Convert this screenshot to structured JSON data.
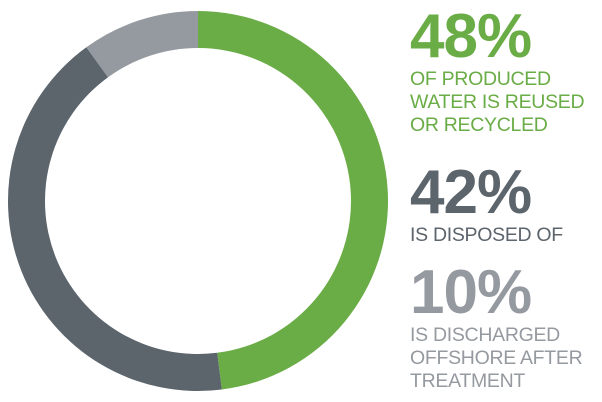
{
  "chart_data": {
    "type": "pie",
    "donut": true,
    "start_angle_deg": 0,
    "direction": "clockwise",
    "title": "",
    "legend": "right",
    "slices": [
      {
        "value": 48,
        "label": "48%",
        "description": [
          "OF PRODUCED",
          "WATER IS REUSED",
          "OR RECYCLED"
        ],
        "color": "#6aac46"
      },
      {
        "value": 42,
        "label": "42%",
        "description": [
          "IS DISPOSED OF"
        ],
        "color": "#5c646c"
      },
      {
        "value": 10,
        "label": "10%",
        "description": [
          "IS DISCHARGED",
          "OFFSHORE AFTER",
          "TREATMENT"
        ],
        "color": "#959aa0"
      }
    ]
  }
}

> **Task objective**
All the records need to be repeated exactly, with the images dropped.

> **Exercise answer**
Convert this screenshot to structured JSON data.
{
  "chart_data": {
    "type": "pie",
    "donut": true,
    "start_angle_deg": 0,
    "direction": "clockwise",
    "title": "",
    "legend": "right",
    "slices": [
      {
        "value": 48,
        "label": "48%",
        "description": [
          "OF PRODUCED",
          "WATER IS REUSED",
          "OR RECYCLED"
        ],
        "color": "#6aac46"
      },
      {
        "value": 42,
        "label": "42%",
        "description": [
          "IS DISPOSED OF"
        ],
        "color": "#5c646c"
      },
      {
        "value": 10,
        "label": "10%",
        "description": [
          "IS DISCHARGED",
          "OFFSHORE AFTER",
          "TREATMENT"
        ],
        "color": "#959aa0"
      }
    ]
  }
}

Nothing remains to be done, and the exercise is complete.